Extract from the listing each line in which the word "строительства" appears.

Rows from a dataset:
● ● ● ● ●
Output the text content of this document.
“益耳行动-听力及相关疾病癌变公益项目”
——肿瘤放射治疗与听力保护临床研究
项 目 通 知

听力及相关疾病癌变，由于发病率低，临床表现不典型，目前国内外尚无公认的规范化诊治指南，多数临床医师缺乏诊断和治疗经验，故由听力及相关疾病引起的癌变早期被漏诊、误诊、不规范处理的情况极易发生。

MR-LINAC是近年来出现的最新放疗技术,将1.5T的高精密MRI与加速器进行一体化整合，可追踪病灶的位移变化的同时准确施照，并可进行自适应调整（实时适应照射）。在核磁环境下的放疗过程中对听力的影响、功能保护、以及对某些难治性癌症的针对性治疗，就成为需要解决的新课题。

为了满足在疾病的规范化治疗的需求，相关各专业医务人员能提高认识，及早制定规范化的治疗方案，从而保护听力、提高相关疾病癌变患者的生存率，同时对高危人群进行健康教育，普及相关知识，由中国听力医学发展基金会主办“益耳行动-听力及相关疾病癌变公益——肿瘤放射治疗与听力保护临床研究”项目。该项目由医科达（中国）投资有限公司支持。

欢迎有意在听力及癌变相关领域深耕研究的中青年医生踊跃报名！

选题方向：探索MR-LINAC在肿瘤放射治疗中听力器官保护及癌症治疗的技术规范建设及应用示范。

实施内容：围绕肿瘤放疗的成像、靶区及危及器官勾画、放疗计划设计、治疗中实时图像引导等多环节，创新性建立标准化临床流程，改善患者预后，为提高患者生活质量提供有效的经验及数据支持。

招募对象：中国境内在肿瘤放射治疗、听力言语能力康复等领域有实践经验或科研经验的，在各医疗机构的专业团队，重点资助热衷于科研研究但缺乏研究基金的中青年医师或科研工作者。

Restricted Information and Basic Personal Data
● ● ● ● ●
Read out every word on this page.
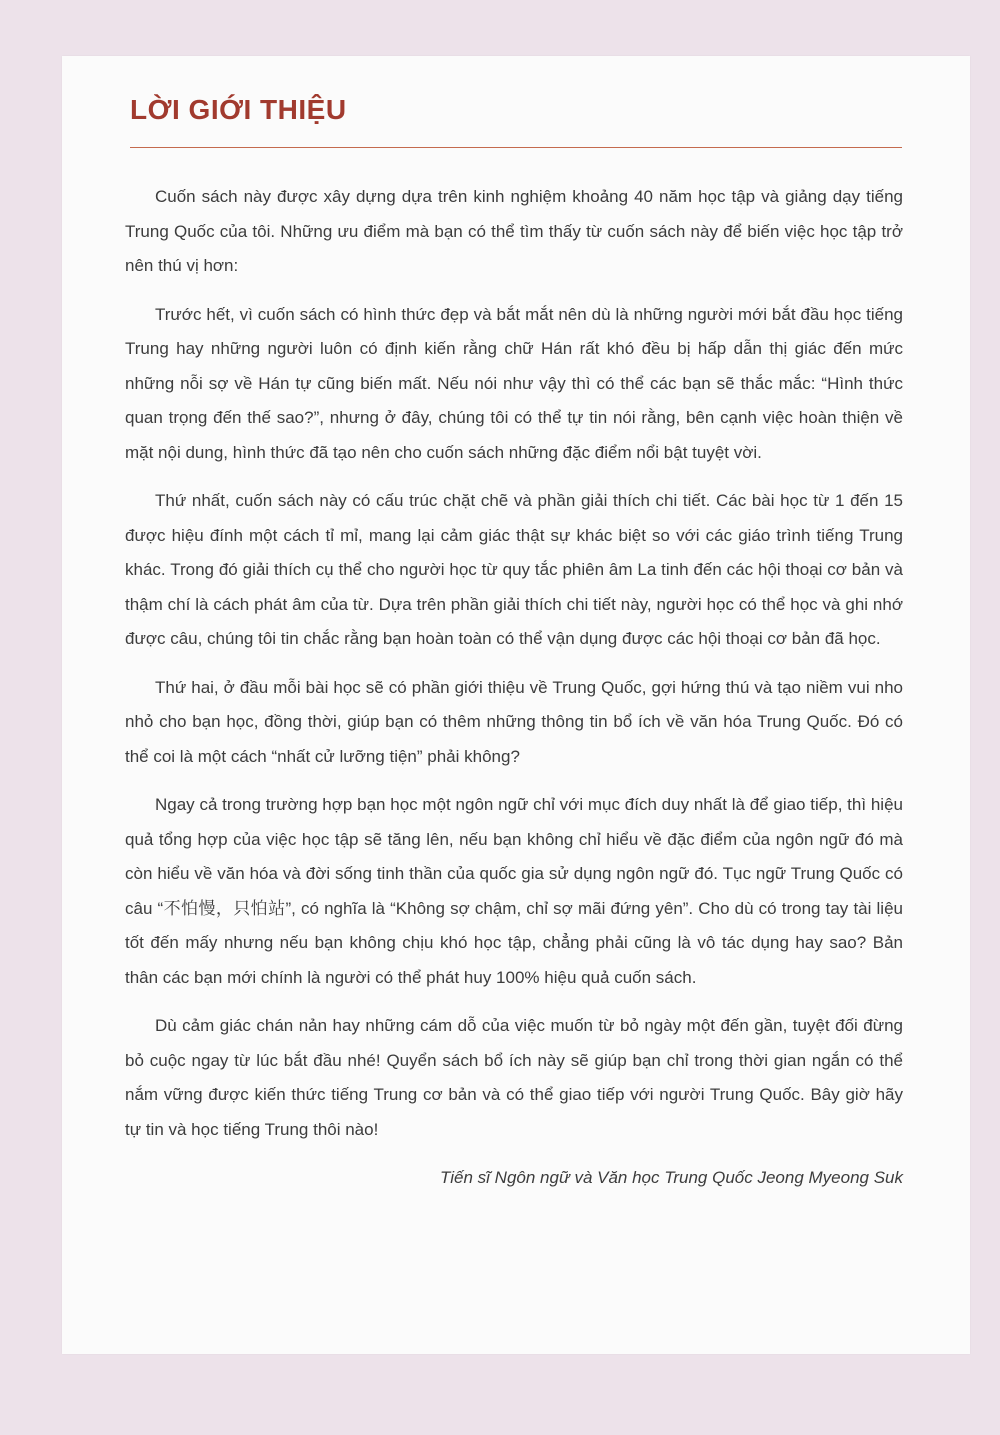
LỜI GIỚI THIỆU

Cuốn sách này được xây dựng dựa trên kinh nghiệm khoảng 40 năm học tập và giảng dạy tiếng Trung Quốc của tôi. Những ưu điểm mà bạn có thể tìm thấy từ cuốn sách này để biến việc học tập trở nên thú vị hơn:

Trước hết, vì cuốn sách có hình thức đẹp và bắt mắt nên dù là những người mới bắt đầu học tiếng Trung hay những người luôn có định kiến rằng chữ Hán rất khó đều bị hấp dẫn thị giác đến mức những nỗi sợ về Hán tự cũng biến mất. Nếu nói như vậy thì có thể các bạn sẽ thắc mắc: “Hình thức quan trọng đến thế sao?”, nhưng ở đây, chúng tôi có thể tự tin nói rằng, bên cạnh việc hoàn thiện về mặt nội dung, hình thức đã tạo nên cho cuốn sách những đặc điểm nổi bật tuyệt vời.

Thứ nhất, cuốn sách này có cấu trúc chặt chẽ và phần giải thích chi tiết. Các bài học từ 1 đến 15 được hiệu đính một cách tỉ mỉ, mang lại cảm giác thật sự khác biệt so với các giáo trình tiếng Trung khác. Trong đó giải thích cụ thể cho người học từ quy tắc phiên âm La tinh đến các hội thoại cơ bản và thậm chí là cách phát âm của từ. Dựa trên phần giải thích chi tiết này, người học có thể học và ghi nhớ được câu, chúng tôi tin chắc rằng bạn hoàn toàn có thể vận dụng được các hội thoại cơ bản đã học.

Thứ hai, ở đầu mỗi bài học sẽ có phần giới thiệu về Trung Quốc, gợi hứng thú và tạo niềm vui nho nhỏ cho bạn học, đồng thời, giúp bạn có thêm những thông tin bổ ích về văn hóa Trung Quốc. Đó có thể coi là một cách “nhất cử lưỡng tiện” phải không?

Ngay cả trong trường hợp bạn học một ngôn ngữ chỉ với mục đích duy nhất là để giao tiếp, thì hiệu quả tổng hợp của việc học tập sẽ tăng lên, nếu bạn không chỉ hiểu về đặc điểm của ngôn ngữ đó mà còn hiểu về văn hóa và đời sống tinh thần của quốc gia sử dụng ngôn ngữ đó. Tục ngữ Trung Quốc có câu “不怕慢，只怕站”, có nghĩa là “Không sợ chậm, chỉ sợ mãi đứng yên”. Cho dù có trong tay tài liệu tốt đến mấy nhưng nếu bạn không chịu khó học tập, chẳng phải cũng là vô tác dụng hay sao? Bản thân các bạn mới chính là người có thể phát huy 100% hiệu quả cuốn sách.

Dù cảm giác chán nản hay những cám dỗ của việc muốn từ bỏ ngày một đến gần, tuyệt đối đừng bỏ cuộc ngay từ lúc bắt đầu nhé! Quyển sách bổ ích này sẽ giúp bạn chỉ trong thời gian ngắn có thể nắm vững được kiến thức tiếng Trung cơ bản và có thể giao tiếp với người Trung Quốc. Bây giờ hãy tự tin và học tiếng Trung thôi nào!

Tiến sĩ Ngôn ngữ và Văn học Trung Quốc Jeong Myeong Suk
● ● ● ● ●
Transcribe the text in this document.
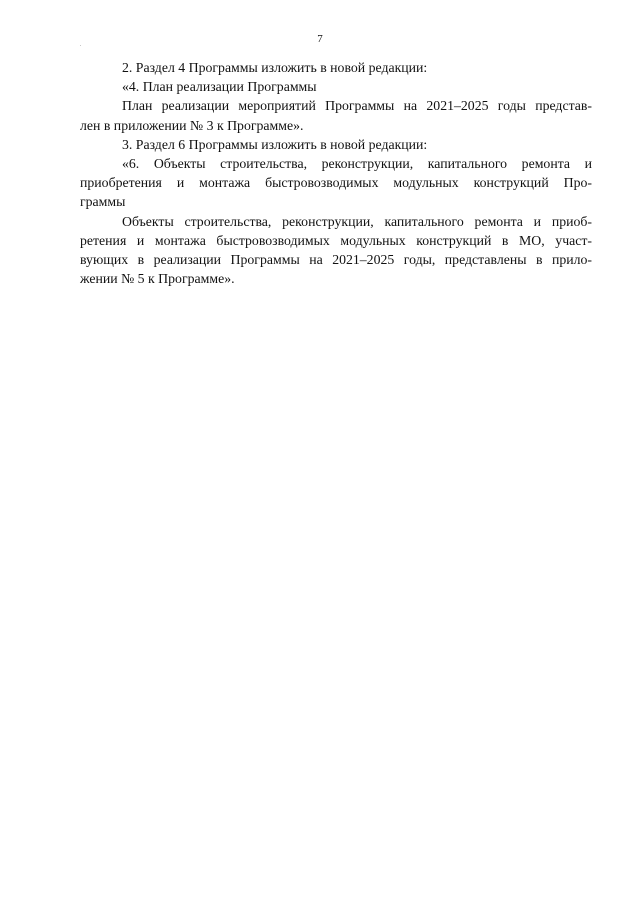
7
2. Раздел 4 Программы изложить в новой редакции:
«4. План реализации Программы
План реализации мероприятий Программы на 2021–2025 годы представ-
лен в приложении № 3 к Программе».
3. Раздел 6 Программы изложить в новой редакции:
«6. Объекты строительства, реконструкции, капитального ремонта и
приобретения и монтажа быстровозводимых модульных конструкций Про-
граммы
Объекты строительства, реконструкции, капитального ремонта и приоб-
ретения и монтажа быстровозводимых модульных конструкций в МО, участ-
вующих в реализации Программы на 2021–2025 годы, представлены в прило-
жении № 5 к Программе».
● ● ● ● ●
## WRITTEN RESPONSE
«6. Объекты строительства, реконструкции, капитального ремонта и
Объекты строительства, реконструкции, капитального ремонта и приоб-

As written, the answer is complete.